__WHAT YOU WILL DO__
a. In the article on General Catalyst's promotions, swap "promotion" for "new title" and give the passage again, starting with "While talking with" and going on through "most recent deal?".
b. Write the next part of the article on General Catalyst's promotions, picking up after its final sentence.

__SOURCE PASSAGE__
───

General Catalyst Partners has promoted four people on its team. The announcements come just weeks after the venture firm, which has offices in Cambridge, Ma.; New York; and Palo Alto, closed on $845 million in new capital commitments from its investors.
Deepak Jeevankumar, who joined the firm almost six years ago, was made a partner in the firm’s newest funds. Spencer Lazar, who joined the firm three years ago, was made a partner. And Gabe Ling, who has been both a principal and a venture partner at General Catalyst in recent years, is now a partner.
General Catalyst has also promoted principal-turned-venture partner Niko Bonatsos to managing director, thanks largely to the wide array of interesting deals he has brought to the table in his five years with the firm, including the online real estate investment marketplace RealtyShares; the classroom platform ClassDojo; Paribus, a startup that gets shoppers refunds when a product they’ve purchased drops in price; and, most notably, the popular communications company Snapchat. (Bonatsos is also an angel investor in the messaging app Yik Yak and the gift care marketplace Raise.com.)
While talking with Bonatsos yesterday about his promotion, we asked him where he’s shopping now. Much to our surprise, he said he’s not making a whole lot of bets at the moment.
TC: You’ve identified some interesting startups in your career. What’s your most recent deal?
NB: Paribus, in September, with [General Catalyst managing director] Joel Cutler, but Paribus has moved New York and so Joel [based in Boston] will lead that investment moving forward. The other company hasn’t announced yet and doesn’t want to announce.
TC: So two companies in seven months. That’s maybe the average for a VC but it doesn’t seem like much.
NB: We’ve been very active. I see 10 to 15 companies each week. I haven’t been inspired, though.
We’re living in an interesting time, but I don’t think we’ve figured out what’s coming next. In 2008 and 2009, there was a confluence of accelerants, from Github to smart phones to app stores to Facebook for distribution. What’s the equivalent today? What the next computer platform, the next distribution engine?
TC: You don’t think Slack will be the next big platform, as many people seem to want it to be?
NB: It’s a fascinating company and a lot of people are using it. I definitely see opportunities for those who want to do productivity or business-related apps. But in the grand scheme, 800,000 [daily active users] is pretty small. [If I were developing] consumer stuff, I’d be focused on Facebook, Snapchat or Kik. I wouldn’t be doing it on top of Slack.

───

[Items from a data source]
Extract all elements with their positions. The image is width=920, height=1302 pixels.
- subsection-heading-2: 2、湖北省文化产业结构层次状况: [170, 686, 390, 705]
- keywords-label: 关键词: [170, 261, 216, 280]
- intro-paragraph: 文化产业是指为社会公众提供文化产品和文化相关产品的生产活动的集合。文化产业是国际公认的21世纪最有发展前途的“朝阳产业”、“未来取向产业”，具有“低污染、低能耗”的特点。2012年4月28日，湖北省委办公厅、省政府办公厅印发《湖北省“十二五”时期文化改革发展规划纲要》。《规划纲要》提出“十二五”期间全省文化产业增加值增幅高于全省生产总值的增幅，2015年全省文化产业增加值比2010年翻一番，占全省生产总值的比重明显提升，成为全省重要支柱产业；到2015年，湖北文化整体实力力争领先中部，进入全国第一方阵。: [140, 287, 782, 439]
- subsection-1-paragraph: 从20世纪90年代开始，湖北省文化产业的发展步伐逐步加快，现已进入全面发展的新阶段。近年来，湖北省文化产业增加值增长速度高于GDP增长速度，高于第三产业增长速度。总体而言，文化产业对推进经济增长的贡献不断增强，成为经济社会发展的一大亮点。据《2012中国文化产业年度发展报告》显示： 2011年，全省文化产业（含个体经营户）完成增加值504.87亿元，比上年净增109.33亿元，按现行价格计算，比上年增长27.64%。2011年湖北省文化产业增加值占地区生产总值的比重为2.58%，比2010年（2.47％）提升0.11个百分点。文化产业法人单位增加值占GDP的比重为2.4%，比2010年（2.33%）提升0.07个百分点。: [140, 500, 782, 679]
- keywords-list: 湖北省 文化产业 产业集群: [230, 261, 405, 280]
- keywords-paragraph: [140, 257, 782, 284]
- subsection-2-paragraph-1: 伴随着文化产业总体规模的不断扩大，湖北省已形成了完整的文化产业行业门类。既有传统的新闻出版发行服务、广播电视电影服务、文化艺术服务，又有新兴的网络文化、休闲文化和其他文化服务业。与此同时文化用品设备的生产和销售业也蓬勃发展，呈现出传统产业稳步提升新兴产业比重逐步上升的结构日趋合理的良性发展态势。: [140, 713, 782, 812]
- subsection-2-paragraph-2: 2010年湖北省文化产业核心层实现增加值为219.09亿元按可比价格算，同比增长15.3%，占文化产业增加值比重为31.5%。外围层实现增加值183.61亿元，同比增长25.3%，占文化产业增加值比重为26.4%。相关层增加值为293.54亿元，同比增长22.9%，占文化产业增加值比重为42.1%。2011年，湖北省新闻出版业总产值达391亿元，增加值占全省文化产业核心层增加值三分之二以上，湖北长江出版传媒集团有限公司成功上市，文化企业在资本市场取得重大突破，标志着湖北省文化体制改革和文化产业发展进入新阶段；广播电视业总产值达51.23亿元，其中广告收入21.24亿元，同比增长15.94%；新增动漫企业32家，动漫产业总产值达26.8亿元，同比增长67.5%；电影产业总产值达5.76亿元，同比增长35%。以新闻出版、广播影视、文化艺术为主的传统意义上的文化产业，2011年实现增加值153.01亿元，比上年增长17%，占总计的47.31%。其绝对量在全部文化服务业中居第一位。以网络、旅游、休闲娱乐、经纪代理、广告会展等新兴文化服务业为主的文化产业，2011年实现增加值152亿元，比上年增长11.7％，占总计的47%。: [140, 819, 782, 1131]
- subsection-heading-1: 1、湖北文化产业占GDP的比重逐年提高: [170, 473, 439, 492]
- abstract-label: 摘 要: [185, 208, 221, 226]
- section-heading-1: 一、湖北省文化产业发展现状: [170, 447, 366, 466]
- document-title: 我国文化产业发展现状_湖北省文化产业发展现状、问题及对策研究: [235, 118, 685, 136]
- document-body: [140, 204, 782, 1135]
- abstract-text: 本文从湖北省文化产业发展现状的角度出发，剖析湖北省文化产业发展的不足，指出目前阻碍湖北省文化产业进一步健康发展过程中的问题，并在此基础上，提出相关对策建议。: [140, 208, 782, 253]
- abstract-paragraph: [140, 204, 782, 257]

───

__ANSWERS TO THE PROBLEMS__
a.
While talking with Bonatsos yesterday about his new title, we asked him where he’s shopping now. Much to our surprise, he said he’s not making a whole lot of bets at the moment.
TC: You’ve identified some interesting startups in your career. What’s your most recent deal?

b.
If they can prove they can make the jump and have regular consumers use it, though, it could be interesting.
TC: What about Snapchat? Some people think Snapchat has the edge right now; some think it will be gone in five years.
NB: Snapchat is TV for the iPhone generation. People use it to entertain themselves and communicate with their besties.
Now with Snapchat and why you hear more about it is that thirtysomething-year-olds are joining. When I joined in 2012, no one in my age group was part of it, except for techies who joined but didn’t really use it. [That slightly older demographic] has jumped on it now, and they use it differently than people in their 20s and teens, and it has to look and feel much more mainstream and have a lot more utility. And most new product features that are coming up next will [probably reflect that].
I don’t think it’s going to go away.
TC: Which platforms will lose their relevance, in your view?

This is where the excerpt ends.